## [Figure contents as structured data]
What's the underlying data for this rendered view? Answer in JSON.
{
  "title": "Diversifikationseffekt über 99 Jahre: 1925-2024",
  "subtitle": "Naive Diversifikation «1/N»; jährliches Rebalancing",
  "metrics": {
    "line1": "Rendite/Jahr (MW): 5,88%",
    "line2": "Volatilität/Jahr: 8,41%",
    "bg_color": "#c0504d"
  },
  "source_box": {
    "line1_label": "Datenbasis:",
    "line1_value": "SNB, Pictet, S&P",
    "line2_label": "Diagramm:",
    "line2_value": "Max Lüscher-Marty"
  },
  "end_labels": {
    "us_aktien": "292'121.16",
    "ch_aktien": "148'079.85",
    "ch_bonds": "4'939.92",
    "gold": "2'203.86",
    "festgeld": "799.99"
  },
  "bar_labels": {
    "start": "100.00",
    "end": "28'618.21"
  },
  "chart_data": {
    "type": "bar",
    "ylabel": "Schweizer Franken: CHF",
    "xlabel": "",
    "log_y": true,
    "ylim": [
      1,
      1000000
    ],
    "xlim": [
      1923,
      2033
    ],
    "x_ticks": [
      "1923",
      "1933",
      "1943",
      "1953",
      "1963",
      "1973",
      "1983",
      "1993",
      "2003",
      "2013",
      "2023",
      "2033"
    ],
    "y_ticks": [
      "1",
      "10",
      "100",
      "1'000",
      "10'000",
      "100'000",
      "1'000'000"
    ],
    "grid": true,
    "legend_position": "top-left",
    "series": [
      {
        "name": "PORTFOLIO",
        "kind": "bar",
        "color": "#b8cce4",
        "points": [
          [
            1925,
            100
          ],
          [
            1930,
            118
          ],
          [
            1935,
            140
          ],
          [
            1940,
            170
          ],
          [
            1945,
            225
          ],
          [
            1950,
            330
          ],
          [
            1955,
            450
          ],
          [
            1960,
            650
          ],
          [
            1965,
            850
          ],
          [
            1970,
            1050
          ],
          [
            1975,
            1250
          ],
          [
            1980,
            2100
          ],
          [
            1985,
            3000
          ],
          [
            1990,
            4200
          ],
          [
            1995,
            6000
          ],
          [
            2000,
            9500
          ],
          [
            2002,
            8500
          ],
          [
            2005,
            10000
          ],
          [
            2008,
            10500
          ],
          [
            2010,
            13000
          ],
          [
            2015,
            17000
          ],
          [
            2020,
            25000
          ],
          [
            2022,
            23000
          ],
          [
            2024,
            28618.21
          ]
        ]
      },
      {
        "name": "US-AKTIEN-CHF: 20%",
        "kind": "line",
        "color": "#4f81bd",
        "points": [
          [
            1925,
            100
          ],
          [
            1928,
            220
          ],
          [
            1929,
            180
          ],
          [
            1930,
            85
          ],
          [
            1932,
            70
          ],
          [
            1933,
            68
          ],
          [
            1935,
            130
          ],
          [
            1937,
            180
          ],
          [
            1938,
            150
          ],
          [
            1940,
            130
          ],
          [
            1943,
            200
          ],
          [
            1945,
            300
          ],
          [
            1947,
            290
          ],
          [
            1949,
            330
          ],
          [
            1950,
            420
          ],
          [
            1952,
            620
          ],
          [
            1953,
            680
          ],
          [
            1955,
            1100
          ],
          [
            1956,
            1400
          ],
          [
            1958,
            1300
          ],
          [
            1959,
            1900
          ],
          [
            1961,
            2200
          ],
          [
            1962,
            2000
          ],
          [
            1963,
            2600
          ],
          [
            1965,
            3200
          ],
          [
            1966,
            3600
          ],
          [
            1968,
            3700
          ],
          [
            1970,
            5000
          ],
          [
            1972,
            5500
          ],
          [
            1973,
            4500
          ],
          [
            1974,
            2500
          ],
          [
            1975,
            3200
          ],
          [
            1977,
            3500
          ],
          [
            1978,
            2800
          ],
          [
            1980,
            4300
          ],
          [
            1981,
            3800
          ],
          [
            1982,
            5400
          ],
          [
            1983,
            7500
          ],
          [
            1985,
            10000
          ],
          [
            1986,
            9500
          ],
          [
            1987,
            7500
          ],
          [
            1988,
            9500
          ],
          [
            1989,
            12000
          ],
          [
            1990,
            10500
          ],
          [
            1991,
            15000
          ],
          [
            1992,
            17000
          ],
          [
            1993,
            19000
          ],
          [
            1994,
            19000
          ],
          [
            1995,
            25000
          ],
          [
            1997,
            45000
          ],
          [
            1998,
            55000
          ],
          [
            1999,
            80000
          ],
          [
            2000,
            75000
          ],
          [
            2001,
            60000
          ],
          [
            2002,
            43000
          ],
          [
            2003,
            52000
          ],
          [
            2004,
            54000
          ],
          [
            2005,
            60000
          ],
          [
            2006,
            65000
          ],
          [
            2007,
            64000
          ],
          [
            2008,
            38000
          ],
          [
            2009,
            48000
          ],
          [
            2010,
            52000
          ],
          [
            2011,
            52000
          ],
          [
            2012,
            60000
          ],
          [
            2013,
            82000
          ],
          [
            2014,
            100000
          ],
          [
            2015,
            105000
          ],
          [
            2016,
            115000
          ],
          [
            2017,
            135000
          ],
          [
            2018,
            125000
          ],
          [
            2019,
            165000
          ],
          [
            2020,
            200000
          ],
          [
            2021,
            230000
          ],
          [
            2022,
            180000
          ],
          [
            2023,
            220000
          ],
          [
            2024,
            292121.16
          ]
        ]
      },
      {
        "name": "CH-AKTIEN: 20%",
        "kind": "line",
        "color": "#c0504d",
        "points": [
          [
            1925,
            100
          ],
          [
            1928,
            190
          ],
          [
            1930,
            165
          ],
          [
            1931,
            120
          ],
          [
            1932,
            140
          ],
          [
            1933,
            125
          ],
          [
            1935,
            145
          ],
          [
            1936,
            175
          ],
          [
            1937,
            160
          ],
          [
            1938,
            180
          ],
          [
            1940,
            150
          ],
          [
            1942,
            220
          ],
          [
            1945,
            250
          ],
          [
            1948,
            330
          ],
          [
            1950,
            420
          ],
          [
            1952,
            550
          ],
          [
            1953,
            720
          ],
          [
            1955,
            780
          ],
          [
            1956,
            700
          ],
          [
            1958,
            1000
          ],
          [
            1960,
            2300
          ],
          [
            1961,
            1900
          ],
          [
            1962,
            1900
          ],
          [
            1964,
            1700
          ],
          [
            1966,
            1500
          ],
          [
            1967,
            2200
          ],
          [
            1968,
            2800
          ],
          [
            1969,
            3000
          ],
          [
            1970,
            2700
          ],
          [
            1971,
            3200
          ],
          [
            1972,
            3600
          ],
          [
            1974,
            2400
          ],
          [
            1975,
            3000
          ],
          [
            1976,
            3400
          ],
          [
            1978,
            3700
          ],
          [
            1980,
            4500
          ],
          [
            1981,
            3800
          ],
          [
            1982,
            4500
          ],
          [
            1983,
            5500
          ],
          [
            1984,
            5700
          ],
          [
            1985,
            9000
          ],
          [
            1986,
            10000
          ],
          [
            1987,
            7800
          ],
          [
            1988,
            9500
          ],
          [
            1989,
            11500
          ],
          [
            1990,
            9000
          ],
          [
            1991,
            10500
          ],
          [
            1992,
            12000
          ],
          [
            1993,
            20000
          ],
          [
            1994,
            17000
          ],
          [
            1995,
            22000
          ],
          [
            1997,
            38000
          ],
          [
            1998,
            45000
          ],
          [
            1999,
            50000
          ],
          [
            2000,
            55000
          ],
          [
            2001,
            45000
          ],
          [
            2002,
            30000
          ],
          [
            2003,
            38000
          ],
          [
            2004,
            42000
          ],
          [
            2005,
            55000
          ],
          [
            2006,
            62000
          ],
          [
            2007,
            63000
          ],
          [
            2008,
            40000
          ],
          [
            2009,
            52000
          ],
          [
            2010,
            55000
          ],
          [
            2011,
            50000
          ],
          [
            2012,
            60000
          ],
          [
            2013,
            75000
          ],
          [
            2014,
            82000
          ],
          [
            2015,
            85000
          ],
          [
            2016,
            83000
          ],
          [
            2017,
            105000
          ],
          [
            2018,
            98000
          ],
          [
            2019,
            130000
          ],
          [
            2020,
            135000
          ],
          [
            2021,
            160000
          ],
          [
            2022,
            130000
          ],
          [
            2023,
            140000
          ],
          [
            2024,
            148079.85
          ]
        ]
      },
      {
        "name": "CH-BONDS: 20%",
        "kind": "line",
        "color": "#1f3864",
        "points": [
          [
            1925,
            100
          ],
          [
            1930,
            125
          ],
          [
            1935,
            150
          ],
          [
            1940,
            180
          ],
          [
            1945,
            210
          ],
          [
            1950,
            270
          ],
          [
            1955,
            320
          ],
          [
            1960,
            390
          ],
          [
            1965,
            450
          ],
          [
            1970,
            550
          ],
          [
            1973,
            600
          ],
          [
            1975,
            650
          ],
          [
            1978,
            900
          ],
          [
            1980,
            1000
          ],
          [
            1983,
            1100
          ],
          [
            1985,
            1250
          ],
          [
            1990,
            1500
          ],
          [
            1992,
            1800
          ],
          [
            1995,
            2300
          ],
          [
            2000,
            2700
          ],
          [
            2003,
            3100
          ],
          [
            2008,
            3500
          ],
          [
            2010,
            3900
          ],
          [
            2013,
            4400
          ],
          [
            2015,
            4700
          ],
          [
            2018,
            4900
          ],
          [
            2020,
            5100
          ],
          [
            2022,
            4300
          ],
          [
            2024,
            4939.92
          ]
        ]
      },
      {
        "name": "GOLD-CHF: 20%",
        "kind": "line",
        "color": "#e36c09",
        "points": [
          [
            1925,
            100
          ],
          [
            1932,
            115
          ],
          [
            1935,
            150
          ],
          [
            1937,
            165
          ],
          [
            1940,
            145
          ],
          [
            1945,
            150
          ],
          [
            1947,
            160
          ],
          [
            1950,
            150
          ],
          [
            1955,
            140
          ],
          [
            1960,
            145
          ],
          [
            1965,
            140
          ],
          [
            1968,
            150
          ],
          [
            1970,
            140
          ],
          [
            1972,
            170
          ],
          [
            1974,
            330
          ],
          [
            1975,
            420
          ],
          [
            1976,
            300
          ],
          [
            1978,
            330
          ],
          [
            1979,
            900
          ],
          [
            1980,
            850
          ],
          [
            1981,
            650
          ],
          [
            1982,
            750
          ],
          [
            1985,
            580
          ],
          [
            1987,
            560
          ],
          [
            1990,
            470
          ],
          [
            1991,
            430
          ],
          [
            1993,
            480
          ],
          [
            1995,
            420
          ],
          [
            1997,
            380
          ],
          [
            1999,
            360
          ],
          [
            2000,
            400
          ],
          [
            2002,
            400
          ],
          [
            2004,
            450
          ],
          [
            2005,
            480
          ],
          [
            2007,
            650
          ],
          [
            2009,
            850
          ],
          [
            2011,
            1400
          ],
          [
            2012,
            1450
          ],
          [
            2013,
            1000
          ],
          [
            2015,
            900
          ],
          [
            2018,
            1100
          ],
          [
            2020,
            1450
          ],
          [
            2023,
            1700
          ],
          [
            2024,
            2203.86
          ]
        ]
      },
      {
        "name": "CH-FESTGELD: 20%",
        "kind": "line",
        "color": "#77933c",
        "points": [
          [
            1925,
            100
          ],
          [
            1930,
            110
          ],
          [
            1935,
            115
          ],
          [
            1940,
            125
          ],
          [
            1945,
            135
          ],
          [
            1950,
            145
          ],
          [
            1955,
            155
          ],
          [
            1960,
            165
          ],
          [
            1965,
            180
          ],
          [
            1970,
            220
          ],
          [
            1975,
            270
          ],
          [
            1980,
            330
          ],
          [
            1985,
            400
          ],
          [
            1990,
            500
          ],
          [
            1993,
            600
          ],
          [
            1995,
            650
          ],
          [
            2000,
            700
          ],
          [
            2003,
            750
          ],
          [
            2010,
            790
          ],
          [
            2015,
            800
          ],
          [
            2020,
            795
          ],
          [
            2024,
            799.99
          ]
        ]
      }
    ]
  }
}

## [Exercise goal]
Say how many lines of the material contain the word "name", with no other text.

## [Exercise answer]
6